• _OBJECTIVE_: Pick out the lines in the listing below that contain the word "this" and copy them.

• _LISTING_:

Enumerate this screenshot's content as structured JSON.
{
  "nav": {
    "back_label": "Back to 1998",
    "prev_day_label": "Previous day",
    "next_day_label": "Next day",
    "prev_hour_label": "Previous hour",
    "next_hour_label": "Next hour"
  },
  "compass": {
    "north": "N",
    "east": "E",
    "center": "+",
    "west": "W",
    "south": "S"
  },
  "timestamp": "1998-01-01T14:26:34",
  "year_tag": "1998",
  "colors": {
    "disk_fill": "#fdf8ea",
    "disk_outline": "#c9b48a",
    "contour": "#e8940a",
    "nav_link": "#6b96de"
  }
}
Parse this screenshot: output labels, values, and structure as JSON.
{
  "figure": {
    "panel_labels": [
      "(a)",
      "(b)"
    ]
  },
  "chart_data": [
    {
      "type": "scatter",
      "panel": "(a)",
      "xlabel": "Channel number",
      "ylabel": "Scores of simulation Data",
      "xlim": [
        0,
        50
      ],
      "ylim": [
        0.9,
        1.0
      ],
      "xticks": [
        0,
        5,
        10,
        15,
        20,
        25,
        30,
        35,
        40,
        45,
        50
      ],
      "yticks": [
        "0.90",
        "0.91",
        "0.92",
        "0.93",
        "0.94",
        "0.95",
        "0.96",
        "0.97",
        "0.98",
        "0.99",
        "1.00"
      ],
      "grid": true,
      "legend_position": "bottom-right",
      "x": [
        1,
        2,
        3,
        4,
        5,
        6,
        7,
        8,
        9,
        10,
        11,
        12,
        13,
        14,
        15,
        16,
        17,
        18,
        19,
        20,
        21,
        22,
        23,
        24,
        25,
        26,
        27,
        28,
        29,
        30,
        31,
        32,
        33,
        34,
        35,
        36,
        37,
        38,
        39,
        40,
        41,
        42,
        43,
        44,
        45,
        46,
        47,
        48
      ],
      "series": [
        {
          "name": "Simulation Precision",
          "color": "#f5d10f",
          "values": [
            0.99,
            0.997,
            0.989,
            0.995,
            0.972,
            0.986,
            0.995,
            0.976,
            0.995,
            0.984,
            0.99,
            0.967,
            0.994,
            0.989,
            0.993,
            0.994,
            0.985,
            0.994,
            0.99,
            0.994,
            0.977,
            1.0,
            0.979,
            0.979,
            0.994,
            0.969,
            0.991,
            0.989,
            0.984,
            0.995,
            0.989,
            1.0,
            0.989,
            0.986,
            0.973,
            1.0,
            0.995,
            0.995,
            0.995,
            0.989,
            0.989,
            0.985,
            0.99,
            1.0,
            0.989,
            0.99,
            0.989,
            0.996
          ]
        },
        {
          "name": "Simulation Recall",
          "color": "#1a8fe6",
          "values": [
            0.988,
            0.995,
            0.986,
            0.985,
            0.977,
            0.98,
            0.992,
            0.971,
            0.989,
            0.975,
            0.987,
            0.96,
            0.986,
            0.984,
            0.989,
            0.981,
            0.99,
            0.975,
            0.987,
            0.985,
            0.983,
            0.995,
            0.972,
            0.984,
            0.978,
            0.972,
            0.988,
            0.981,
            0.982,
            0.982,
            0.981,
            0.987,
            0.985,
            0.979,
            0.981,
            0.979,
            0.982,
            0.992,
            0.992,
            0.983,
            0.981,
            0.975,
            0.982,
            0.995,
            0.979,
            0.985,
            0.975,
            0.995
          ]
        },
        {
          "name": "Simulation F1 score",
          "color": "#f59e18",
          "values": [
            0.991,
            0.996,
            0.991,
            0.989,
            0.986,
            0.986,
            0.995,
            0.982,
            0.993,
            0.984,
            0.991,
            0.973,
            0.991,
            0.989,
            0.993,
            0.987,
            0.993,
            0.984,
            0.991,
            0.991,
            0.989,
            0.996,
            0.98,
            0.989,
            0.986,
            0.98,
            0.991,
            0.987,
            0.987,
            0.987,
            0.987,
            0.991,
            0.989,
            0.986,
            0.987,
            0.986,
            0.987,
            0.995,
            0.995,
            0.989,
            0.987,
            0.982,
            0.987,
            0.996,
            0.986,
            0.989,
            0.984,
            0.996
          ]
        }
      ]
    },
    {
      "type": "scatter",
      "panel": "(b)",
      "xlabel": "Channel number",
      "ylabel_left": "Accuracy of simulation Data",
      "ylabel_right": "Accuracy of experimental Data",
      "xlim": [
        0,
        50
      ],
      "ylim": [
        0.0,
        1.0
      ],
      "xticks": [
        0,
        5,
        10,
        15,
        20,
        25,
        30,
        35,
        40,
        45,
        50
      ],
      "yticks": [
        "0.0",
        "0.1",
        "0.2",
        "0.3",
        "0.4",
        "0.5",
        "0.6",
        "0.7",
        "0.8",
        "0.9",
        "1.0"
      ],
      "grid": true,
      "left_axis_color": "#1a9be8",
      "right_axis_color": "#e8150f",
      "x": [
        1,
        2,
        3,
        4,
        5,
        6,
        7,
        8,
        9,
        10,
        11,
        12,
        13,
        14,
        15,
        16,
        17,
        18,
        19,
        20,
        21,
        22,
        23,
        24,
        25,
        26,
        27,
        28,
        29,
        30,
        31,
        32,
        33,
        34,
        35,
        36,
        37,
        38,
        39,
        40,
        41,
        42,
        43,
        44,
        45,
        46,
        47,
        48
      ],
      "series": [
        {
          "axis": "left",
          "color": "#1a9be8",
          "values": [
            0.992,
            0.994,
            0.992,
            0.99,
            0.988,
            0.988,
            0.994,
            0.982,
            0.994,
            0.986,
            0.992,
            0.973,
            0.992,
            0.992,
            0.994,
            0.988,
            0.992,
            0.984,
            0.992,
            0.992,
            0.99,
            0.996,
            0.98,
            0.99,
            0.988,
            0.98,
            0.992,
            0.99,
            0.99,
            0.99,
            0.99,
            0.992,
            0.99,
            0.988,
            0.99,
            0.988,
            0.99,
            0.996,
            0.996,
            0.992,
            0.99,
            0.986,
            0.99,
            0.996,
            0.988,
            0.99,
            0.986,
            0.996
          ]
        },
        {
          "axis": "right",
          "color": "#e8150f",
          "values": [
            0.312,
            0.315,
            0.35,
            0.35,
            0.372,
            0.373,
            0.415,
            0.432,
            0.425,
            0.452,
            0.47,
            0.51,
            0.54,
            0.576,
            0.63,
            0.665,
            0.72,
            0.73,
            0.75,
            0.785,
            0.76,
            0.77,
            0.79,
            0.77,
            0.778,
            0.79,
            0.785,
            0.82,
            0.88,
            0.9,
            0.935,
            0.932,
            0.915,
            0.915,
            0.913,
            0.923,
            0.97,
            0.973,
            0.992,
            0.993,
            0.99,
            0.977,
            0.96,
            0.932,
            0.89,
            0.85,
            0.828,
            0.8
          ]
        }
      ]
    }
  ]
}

• _OUTPUT_:
Enumerate this screenshot's content as structured JSON.
Parse this screenshot: output labels, values, and structure as JSON.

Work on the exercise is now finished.